WORK TO DO.
Show all lines of the listing that hold the word "deposit".

EXERCISE MATERIAL.
--- Start ---

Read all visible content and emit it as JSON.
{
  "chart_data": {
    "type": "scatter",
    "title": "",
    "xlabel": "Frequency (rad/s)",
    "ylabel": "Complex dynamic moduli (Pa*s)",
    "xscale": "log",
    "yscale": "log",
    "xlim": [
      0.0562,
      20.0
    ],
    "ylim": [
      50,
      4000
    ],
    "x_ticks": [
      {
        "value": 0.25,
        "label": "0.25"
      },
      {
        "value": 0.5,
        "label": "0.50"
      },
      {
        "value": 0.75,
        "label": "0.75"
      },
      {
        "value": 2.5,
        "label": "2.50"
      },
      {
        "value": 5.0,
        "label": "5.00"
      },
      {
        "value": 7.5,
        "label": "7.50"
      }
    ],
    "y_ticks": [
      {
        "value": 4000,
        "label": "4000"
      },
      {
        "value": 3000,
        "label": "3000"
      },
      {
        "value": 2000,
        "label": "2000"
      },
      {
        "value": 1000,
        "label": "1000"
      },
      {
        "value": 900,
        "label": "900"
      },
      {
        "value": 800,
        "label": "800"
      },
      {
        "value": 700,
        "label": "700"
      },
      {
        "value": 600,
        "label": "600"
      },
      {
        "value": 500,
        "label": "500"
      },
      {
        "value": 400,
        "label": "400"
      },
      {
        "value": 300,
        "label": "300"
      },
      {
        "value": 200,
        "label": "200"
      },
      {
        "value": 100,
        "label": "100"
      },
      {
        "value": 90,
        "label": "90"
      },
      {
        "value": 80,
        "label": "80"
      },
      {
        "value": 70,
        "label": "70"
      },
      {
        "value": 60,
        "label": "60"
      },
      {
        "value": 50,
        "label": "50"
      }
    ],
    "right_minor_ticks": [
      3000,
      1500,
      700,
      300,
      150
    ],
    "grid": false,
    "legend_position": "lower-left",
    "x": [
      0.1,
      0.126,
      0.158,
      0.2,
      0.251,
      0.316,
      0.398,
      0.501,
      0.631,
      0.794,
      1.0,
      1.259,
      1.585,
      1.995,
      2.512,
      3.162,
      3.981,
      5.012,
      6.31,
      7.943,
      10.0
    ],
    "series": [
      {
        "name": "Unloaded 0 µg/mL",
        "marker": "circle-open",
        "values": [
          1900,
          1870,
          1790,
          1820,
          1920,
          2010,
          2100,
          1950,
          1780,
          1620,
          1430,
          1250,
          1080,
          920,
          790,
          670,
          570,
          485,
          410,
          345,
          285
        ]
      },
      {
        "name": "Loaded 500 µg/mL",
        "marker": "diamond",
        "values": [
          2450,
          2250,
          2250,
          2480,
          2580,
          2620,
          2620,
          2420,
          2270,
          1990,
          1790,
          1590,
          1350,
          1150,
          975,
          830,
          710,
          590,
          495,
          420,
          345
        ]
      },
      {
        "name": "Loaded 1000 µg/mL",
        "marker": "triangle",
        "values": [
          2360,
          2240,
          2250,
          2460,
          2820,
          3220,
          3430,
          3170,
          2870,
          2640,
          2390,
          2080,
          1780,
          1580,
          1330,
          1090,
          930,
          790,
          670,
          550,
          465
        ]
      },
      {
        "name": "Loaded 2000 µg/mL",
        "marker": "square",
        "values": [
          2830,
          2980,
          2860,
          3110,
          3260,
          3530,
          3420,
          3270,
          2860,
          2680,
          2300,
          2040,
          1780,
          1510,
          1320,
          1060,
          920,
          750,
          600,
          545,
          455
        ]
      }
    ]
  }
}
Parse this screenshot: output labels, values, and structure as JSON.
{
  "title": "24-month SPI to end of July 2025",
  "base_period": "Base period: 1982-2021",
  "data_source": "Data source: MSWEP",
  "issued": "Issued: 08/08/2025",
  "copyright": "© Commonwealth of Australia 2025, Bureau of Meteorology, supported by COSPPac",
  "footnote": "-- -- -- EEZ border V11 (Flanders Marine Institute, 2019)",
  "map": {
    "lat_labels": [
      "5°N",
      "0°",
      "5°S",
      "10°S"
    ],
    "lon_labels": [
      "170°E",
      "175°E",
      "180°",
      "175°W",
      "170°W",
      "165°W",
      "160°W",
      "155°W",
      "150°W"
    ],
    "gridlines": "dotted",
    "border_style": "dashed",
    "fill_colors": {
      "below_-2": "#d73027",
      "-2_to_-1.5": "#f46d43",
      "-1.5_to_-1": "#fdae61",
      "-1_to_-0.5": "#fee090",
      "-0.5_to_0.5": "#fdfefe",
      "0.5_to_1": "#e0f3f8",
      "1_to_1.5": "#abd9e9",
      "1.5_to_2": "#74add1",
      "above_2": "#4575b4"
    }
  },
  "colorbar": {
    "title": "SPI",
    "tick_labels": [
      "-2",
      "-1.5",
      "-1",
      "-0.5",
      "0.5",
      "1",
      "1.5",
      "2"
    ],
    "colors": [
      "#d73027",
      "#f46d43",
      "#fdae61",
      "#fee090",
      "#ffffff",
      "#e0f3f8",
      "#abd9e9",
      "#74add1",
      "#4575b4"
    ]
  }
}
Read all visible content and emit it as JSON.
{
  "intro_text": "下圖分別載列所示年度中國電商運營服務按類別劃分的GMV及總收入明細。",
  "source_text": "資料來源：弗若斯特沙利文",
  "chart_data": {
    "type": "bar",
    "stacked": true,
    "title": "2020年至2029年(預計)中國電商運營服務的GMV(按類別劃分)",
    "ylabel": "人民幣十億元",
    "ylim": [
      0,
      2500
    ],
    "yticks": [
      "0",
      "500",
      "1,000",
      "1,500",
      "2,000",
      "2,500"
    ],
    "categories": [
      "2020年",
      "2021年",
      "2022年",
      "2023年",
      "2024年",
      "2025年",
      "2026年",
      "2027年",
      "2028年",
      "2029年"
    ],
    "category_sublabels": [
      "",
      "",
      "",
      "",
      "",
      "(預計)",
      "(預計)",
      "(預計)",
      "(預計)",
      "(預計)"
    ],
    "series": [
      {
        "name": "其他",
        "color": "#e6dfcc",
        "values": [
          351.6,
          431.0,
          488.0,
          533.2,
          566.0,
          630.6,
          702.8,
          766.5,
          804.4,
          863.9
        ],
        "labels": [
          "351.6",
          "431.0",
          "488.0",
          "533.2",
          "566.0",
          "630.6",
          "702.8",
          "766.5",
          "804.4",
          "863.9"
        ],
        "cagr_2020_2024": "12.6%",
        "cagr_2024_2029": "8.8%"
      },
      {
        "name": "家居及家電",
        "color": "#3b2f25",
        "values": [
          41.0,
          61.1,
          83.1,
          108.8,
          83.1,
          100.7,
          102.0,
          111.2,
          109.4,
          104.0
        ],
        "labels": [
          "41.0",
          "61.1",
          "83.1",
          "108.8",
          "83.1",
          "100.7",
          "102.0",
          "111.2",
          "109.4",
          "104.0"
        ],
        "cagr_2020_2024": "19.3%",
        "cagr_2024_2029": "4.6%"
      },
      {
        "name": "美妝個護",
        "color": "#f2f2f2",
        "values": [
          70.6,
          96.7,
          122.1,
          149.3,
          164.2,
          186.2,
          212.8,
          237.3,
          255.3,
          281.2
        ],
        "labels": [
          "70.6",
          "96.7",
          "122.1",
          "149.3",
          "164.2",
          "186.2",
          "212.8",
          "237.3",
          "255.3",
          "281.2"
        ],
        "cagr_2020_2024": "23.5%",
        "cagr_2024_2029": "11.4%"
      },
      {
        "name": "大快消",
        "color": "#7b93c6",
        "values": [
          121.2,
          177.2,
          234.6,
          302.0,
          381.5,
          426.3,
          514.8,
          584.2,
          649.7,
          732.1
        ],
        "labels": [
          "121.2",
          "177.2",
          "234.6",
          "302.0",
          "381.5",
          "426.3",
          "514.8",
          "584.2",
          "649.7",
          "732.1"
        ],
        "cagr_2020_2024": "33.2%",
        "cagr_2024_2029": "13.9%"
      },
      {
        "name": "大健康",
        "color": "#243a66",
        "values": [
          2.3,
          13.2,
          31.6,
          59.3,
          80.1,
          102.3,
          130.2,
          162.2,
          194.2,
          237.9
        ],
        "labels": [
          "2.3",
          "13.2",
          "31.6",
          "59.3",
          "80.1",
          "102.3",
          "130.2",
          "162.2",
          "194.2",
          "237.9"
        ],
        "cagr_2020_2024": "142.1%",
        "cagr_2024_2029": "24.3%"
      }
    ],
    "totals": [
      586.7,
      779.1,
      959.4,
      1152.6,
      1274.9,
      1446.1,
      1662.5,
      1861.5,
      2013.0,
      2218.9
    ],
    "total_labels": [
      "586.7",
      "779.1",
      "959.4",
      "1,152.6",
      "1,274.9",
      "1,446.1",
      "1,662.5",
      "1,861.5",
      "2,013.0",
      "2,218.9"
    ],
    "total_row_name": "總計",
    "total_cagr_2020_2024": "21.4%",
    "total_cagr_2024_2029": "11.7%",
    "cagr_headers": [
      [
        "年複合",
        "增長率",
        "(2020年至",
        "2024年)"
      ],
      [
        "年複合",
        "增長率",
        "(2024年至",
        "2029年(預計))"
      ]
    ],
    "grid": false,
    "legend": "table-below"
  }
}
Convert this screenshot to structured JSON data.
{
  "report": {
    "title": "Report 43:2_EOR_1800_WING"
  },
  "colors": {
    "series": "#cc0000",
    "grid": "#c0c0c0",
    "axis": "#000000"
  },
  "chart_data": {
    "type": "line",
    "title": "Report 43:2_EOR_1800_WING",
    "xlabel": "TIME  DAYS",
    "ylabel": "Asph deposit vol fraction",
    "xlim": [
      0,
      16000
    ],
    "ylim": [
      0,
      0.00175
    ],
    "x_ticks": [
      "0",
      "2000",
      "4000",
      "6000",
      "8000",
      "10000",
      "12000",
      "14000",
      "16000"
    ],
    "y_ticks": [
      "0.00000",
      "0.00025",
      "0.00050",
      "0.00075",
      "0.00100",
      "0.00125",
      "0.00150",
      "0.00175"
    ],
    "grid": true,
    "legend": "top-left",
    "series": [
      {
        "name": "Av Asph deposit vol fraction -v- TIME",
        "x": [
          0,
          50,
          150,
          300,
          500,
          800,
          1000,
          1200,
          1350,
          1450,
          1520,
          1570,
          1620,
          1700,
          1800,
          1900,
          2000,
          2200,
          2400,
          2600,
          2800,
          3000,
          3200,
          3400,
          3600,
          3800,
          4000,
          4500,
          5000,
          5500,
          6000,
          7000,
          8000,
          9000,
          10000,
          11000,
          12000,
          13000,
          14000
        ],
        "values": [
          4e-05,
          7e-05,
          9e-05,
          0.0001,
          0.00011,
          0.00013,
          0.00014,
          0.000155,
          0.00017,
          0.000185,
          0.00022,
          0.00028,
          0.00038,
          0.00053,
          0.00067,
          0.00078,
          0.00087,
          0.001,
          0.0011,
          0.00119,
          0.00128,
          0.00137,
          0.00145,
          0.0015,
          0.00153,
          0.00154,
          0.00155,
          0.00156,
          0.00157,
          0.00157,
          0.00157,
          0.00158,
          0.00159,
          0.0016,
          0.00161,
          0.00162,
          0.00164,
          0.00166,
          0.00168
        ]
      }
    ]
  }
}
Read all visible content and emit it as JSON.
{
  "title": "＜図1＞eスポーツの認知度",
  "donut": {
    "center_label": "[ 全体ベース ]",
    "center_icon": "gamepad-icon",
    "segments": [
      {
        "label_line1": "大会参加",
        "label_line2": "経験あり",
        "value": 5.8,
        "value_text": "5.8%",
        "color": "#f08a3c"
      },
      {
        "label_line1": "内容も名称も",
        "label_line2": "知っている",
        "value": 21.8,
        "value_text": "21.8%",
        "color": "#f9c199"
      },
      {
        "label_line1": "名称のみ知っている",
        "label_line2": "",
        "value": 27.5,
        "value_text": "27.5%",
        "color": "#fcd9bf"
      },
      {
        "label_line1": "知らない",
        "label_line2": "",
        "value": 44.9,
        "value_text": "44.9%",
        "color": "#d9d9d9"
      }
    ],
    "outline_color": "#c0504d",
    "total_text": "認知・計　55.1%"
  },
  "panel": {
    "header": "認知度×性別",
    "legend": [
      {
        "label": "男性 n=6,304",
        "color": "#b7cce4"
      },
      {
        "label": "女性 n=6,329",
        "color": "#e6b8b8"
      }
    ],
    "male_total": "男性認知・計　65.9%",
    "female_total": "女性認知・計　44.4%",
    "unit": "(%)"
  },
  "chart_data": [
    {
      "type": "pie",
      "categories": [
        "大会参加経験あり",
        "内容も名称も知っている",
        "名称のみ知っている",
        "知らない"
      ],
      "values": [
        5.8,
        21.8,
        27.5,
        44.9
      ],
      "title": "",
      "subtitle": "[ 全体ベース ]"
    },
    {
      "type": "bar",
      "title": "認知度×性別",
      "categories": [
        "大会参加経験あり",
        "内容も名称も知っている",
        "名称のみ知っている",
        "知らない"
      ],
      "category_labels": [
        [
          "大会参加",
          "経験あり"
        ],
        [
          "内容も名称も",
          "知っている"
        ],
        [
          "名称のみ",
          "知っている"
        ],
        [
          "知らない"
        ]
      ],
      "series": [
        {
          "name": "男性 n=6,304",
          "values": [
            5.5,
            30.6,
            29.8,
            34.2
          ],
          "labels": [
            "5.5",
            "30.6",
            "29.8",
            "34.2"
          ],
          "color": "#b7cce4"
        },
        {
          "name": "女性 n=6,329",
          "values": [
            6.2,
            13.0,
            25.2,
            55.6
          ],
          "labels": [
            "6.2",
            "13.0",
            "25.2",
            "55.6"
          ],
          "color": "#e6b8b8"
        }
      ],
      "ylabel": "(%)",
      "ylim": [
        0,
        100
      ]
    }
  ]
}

--- End ---

RESULT OF THIS EXERCISE.
    "ylabel": "Asph deposit vol fraction",
        "name": "Av Asph deposit vol fraction -v- TIME",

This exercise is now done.